++++ Provided data
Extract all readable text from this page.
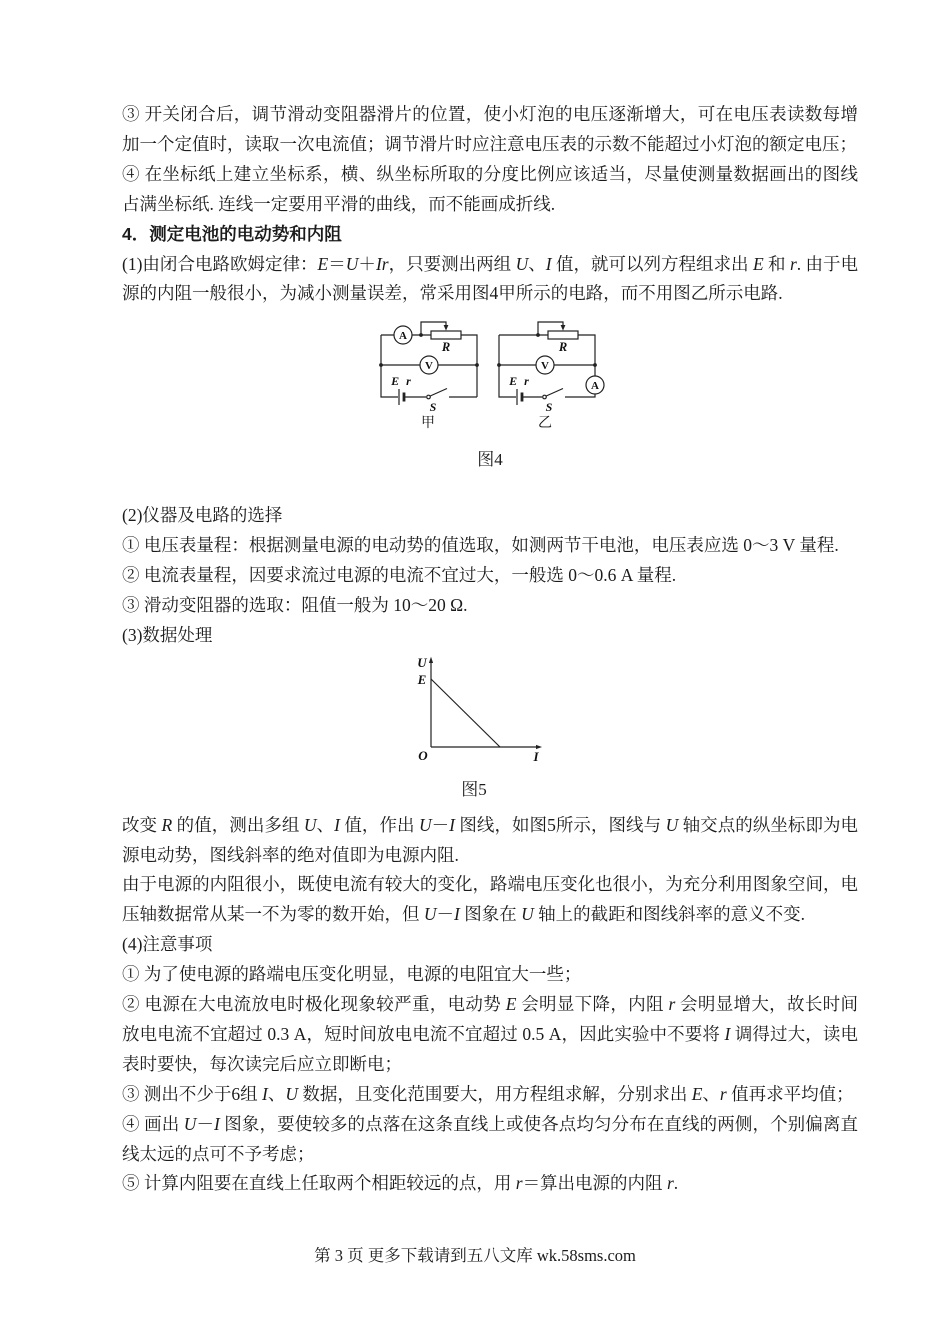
③ 开关闭合后，调节滑动变阻器滑片的位置，使小灯泡的电压逐渐增大，可在电压表读数每增加一个定值时，读取一次电流值；调节滑片时应注意电压表的示数不能超过小灯泡的额定电压；

④ 在坐标纸上建立坐标系，横、纵坐标所取的分度比例应该适当，尽量使测量数据画出的图线占满坐标纸. 连线一定要用平滑的曲线，而不能画成折线.

4．测定电池的电动势和内阻

(1)由闭合电路欧姆定律：E＝U＋Ir，只要测出两组 U、I 值，就可以列方程组求出 E 和 r. 由于电源的内阻一般很小，为减小测量误差，常采用图4甲所示的电路，而不用图乙所示电路.

A
V
R
E r
S
甲
V
A
R
E r
S
乙
图4

(2)仪器及电路的选择

① 电压表量程：根据测量电源的电动势的值选取，如测两节干电池，电压表应选 0～3 V 量程.

② 电流表量程，因要求流过电源的电流不宜过大，一般选 0～0.6 A 量程.

③ 滑动变阻器的选取：阻值一般为 10～20 Ω.

(3)数据处理

U
E
O	I
图5

改变 R 的值，测出多组 U、I 值，作出 U－I 图线，如图5所示，图线与 U 轴交点的纵坐标即为电源电动势，图线斜率的绝对值即为电源内阻.

由于电源的内阻很小，既使电流有较大的变化，路端电压变化也很小，为充分利用图象空间，电压轴数据常从某一不为零的数开始，但 U－I 图象在 U 轴上的截距和图线斜率的意义不变.

(4)注意事项

① 为了使电源的路端电压变化明显，电源的电阻宜大一些；

② 电源在大电流放电时极化现象较严重，电动势 E 会明显下降，内阻 r 会明显增大，故长时间放电电流不宜超过 0.3 A，短时间放电电流不宜超过 0.5 A，因此实验中不要将 I 调得过大，读电表时要快，每次读完后应立即断电；

③ 测出不少于6组 I、U 数据，且变化范围要大，用方程组求解，分别求出 E、r 值再求平均值；

④ 画出 U－I 图象，要使较多的点落在这条直线上或使各点均匀分布在直线的两侧，个别偏离直线太远的点可不予考虑；

⑤ 计算内阻要在直线上任取两个相距较远的点，用 r＝算出电源的内阻 r.

第 3 页 更多下载请到五八文库 wk.58sms.com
++++++++
Written task
Leave out the pictures and reproduce the rest of the listing exactly.

The solution
Extract all readable text from this page.
③ 开关闭合后，调节滑动变阻器滑片的位置，使小灯泡的电压逐渐增大，可在电压表读数每增加一个定值时，读取一次电流值；调节滑片时应注意电压表的示数不能超过小灯泡的额定电压；

④ 在坐标纸上建立坐标系，横、纵坐标所取的分度比例应该适当，尽量使测量数据画出的图线占满坐标纸. 连线一定要用平滑的曲线，而不能画成折线.

4．测定电池的电动势和内阻

(1)由闭合电路欧姆定律：E＝U＋Ir，只要测出两组 U、I 值，就可以列方程组求出 E 和 r. 由于电源的内阻一般很小，为减小测量误差，常采用图4甲所示的电路，而不用图乙所示电路.

A
V
R
E r
S
甲
V
A
R
E r
S
乙
图4

(2)仪器及电路的选择

① 电压表量程：根据测量电源的电动势的值选取，如测两节干电池，电压表应选 0～3 V 量程.

② 电流表量程，因要求流过电源的电流不宜过大，一般选 0～0.6 A 量程.

③ 滑动变阻器的选取：阻值一般为 10～20 Ω.

(3)数据处理

U
E
O	I
图5

改变 R 的值，测出多组 U、I 值，作出 U－I 图线，如图5所示，图线与 U 轴交点的纵坐标即为电源电动势，图线斜率的绝对值即为电源内阻.

由于电源的内阻很小，既使电流有较大的变化，路端电压变化也很小，为充分利用图象空间，电压轴数据常从某一不为零的数开始，但 U－I 图象在 U 轴上的截距和图线斜率的意义不变.

(4)注意事项

① 为了使电源的路端电压变化明显，电源的电阻宜大一些；

② 电源在大电流放电时极化现象较严重，电动势 E 会明显下降，内阻 r 会明显增大，故长时间放电电流不宜超过 0.3 A，短时间放电电流不宜超过 0.5 A，因此实验中不要将 I 调得过大，读电表时要快，每次读完后应立即断电；

③ 测出不少于6组 I、U 数据，且变化范围要大，用方程组求解，分别求出 E、r 值再求平均值；

④ 画出 U－I 图象，要使较多的点落在这条直线上或使各点均匀分布在直线的两侧，个别偏离直线太远的点可不予考虑；

⑤ 计算内阻要在直线上任取两个相距较远的点，用 r＝算出电源的内阻 r.

第 3 页 更多下载请到五八文库 wk.58sms.com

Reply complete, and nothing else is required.